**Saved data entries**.

________

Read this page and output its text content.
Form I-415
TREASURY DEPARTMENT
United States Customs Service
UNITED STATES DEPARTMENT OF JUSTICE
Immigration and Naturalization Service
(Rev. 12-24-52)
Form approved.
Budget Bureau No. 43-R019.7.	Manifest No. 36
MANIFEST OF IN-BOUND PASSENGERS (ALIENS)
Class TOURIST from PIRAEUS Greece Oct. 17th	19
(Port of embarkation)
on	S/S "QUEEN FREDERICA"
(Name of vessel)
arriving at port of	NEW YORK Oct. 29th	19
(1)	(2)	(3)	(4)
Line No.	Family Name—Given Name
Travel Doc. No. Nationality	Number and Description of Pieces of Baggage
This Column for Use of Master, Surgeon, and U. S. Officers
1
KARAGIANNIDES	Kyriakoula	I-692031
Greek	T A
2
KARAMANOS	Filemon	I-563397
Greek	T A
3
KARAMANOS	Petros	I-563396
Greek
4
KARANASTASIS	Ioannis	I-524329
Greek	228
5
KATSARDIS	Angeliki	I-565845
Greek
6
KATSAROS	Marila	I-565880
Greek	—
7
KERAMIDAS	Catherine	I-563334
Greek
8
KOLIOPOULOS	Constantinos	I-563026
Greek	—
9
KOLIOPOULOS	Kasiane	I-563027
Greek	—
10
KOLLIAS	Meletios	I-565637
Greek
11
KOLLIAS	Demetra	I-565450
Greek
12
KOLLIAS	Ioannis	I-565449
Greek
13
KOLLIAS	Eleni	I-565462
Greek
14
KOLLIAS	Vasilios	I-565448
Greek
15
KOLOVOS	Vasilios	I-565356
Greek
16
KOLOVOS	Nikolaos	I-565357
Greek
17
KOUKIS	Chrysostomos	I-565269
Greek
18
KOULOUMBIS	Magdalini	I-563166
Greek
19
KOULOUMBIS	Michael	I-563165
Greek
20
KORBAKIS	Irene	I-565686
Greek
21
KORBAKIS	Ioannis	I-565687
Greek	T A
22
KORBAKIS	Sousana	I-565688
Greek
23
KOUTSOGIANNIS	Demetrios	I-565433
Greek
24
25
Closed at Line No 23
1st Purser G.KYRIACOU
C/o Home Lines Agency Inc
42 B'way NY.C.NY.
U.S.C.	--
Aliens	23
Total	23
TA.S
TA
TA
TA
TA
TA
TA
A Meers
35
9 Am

________

**TASK PROMPT**.
Output all of the material, please, exactly as it stands.

**SOLUTION TO THIS TASK**.
Read this page and output its text content.
Form I-415
TREASURY DEPARTMENT
United States Customs Service
UNITED STATES DEPARTMENT OF JUSTICE
Immigration and Naturalization Service
(Rev. 12-24-52)
Form approved.
Budget Bureau No. 43-R019.7.	Manifest No. 36
MANIFEST OF IN-BOUND PASSENGERS (ALIENS)
Class TOURIST from PIRAEUS Greece Oct. 17th	19
(Port of embarkation)
on	S/S "QUEEN FREDERICA"
(Name of vessel)
arriving at port of	NEW YORK Oct. 29th	19
(1)	(2)	(3)	(4)
Line No.	Family Name—Given Name
Travel Doc. No. Nationality	Number and Description of Pieces of Baggage
This Column for Use of Master, Surgeon, and U. S. Officers
1
KARAGIANNIDES	Kyriakoula	I-692031
Greek	T A
2
KARAMANOS	Filemon	I-563397
Greek	T A
3
KARAMANOS	Petros	I-563396
Greek
4
KARANASTASIS	Ioannis	I-524329
Greek	228
5
KATSARDIS	Angeliki	I-565845
Greek
6
KATSAROS	Marila	I-565880
Greek	—
7
KERAMIDAS	Catherine	I-563334
Greek
8
KOLIOPOULOS	Constantinos	I-563026
Greek	—
9
KOLIOPOULOS	Kasiane	I-563027
Greek	—
10
KOLLIAS	Meletios	I-565637
Greek
11
KOLLIAS	Demetra	I-565450
Greek
12
KOLLIAS	Ioannis	I-565449
Greek
13
KOLLIAS	Eleni	I-565462
Greek
14
KOLLIAS	Vasilios	I-565448
Greek
15
KOLOVOS	Vasilios	I-565356
Greek
16
KOLOVOS	Nikolaos	I-565357
Greek
17
KOUKIS	Chrysostomos	I-565269
Greek
18
KOULOUMBIS	Magdalini	I-563166
Greek
19
KOULOUMBIS	Michael	I-563165
Greek
20
KORBAKIS	Irene	I-565686
Greek
21
KORBAKIS	Ioannis	I-565687
Greek	T A
22
KORBAKIS	Sousana	I-565688
Greek
23
KOUTSOGIANNIS	Demetrios	I-565433
Greek
24
25
Closed at Line No 23
1st Purser G.KYRIACOU
C/o Home Lines Agency Inc
42 B'way NY.C.NY.
U.S.C.	--
Aliens	23
Total	23
TA.S
TA
TA
TA
TA
TA
TA
A Meers
35
9 Am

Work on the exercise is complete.